● **Exercise requirements**: Going through the material below, please gather all lines with the word "name" in them.

● **Input data**:
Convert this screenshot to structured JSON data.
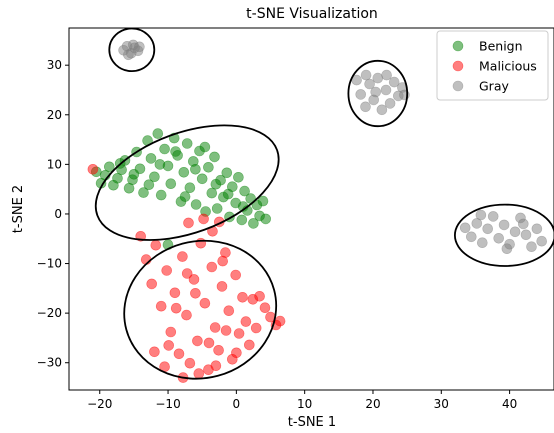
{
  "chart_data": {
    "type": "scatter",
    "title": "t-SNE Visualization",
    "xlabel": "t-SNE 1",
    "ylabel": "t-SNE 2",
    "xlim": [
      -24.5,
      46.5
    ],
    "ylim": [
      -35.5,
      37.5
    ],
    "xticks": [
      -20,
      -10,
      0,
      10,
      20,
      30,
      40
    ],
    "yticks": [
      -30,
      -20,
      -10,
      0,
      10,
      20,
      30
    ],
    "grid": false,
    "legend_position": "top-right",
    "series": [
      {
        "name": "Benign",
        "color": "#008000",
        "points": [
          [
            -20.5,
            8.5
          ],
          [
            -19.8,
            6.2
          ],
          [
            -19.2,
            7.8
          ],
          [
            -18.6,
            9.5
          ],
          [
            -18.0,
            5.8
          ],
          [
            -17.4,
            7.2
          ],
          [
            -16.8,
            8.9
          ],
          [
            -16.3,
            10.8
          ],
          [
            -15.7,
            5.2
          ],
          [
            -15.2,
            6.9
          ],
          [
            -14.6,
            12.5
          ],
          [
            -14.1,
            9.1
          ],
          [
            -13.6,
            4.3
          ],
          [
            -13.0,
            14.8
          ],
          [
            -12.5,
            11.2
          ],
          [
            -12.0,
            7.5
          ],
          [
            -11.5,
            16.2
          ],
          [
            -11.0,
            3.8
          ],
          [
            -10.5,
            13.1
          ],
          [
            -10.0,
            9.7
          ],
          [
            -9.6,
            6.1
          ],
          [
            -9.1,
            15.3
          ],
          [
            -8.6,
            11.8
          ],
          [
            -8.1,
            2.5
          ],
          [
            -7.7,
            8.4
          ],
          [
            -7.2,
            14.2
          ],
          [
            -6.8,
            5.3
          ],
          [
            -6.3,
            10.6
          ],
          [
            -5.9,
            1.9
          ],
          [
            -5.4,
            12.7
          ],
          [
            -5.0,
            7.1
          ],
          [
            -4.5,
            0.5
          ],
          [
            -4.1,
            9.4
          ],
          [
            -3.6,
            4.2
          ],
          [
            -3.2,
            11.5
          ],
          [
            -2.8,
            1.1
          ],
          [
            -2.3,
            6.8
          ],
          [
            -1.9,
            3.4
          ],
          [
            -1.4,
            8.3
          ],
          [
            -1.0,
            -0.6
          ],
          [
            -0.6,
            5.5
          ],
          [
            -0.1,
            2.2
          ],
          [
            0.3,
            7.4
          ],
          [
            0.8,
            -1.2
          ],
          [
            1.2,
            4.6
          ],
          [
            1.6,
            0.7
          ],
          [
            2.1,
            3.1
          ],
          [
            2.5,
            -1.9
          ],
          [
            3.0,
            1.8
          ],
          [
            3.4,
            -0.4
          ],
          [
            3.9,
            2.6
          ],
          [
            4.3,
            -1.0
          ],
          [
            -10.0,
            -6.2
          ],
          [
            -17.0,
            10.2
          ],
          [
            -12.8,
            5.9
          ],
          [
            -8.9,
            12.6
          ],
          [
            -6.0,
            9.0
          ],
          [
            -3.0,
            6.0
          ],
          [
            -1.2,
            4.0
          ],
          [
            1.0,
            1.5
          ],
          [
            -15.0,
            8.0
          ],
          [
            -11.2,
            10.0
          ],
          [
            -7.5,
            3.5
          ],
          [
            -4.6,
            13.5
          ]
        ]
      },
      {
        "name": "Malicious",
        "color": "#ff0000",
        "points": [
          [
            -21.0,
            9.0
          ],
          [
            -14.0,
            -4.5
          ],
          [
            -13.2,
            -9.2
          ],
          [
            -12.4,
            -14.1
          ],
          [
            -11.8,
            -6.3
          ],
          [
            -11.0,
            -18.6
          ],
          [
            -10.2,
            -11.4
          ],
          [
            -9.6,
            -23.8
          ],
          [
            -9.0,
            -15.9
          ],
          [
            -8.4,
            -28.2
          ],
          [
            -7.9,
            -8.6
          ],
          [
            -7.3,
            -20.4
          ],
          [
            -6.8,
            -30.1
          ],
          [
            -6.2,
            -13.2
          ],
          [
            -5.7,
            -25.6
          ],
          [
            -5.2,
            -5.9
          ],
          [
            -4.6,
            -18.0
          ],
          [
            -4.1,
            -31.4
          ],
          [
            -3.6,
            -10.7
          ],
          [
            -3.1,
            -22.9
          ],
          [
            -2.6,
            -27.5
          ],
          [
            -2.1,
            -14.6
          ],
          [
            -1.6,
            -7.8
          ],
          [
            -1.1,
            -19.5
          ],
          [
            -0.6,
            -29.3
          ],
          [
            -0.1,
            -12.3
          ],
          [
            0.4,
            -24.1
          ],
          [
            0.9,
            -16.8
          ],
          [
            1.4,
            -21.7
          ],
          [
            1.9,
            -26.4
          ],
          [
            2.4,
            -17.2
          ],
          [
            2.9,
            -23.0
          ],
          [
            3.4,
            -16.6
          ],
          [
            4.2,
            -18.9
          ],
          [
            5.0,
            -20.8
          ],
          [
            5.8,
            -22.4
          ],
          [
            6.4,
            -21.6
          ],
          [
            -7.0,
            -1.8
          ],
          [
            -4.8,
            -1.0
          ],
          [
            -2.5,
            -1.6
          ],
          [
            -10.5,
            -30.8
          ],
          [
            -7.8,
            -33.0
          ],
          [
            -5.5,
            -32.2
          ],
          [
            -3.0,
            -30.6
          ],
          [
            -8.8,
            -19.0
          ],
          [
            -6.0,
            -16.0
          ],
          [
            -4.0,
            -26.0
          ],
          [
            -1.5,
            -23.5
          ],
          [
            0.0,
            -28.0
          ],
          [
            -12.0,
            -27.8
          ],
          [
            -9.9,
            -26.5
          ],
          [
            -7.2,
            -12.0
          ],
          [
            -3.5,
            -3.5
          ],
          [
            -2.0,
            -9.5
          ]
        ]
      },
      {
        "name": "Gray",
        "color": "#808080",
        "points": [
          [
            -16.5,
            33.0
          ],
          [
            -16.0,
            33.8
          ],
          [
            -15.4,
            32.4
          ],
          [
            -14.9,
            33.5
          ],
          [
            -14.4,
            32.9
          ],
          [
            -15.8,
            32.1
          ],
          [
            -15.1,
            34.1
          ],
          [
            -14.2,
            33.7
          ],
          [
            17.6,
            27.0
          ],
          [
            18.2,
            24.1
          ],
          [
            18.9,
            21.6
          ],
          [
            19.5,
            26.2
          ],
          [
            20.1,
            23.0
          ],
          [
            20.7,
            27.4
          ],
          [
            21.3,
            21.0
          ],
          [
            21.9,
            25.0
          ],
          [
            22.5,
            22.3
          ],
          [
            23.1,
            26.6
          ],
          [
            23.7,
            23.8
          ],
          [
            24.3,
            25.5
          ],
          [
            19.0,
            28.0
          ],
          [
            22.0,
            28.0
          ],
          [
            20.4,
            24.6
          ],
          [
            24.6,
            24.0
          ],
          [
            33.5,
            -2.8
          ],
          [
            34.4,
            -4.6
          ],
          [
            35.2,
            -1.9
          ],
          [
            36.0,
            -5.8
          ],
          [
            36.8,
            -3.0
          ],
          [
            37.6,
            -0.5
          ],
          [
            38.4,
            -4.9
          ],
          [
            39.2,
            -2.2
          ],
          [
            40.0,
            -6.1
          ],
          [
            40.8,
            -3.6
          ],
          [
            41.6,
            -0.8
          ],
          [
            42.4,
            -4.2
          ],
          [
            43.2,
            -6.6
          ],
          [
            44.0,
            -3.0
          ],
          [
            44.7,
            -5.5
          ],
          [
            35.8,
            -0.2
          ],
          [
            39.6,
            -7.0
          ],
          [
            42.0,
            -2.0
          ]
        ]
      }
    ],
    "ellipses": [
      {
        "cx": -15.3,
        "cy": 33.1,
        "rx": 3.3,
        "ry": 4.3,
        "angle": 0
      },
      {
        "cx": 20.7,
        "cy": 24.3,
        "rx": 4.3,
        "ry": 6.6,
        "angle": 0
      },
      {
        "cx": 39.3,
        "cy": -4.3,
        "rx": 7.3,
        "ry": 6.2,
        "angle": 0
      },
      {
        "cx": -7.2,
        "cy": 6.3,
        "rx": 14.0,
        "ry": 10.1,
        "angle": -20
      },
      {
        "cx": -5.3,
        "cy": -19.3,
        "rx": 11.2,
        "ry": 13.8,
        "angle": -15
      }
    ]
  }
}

---

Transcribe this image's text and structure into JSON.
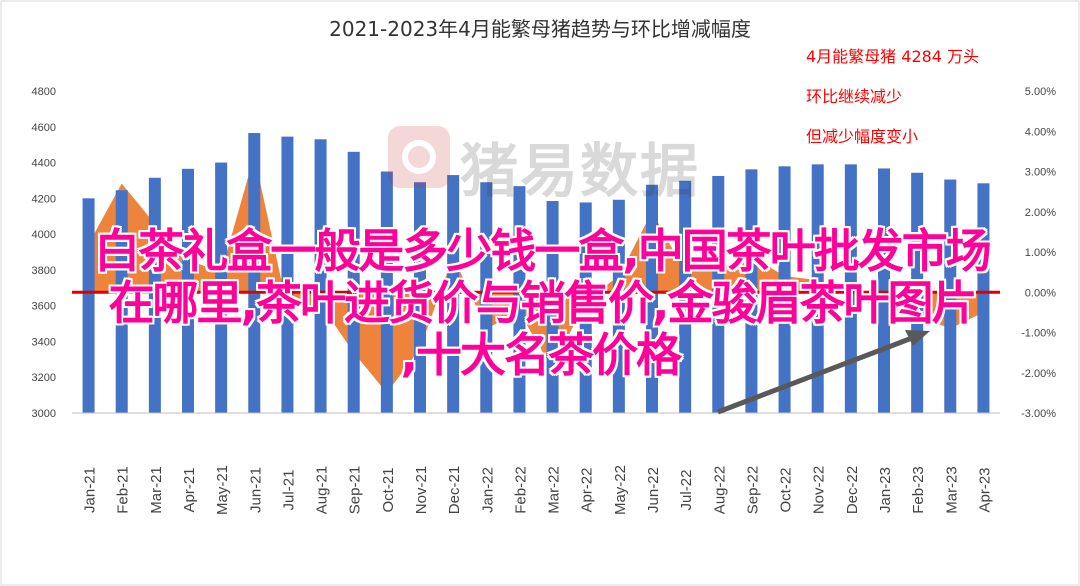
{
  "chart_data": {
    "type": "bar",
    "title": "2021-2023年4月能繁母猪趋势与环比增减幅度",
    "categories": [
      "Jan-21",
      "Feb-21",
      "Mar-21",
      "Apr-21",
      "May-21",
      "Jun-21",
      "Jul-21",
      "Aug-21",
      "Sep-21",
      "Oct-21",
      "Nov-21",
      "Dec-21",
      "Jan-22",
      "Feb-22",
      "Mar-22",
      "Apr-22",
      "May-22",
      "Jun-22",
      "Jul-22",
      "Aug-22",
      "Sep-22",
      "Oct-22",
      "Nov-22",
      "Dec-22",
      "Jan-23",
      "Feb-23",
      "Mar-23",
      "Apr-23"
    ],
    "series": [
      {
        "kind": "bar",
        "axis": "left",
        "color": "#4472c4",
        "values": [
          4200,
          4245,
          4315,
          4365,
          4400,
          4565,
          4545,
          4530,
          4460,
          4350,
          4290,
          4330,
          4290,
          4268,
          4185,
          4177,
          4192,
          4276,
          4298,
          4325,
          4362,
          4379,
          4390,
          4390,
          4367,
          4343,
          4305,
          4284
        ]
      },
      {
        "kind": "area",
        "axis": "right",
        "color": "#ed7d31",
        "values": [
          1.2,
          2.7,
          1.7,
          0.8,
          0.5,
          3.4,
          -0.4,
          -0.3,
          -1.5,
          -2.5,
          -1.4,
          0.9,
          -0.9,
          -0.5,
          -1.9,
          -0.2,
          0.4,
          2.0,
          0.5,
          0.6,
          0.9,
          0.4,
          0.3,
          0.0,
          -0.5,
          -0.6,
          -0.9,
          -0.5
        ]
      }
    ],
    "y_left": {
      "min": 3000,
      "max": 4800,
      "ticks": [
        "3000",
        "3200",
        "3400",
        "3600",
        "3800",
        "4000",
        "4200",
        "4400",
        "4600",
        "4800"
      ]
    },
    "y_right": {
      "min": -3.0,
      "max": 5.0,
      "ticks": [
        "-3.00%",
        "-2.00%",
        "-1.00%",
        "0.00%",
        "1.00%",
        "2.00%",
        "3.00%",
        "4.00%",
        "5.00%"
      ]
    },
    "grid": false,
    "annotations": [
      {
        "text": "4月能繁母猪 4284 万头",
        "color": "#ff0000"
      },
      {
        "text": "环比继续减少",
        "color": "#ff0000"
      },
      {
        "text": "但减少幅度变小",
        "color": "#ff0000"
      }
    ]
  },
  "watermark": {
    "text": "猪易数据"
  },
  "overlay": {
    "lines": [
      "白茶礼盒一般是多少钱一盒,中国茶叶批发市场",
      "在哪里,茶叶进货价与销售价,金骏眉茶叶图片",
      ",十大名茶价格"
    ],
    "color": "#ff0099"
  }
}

● **Output for this exercise**:
        "name": "Benign",
        "name": "Malicious",
        "name": "Gray",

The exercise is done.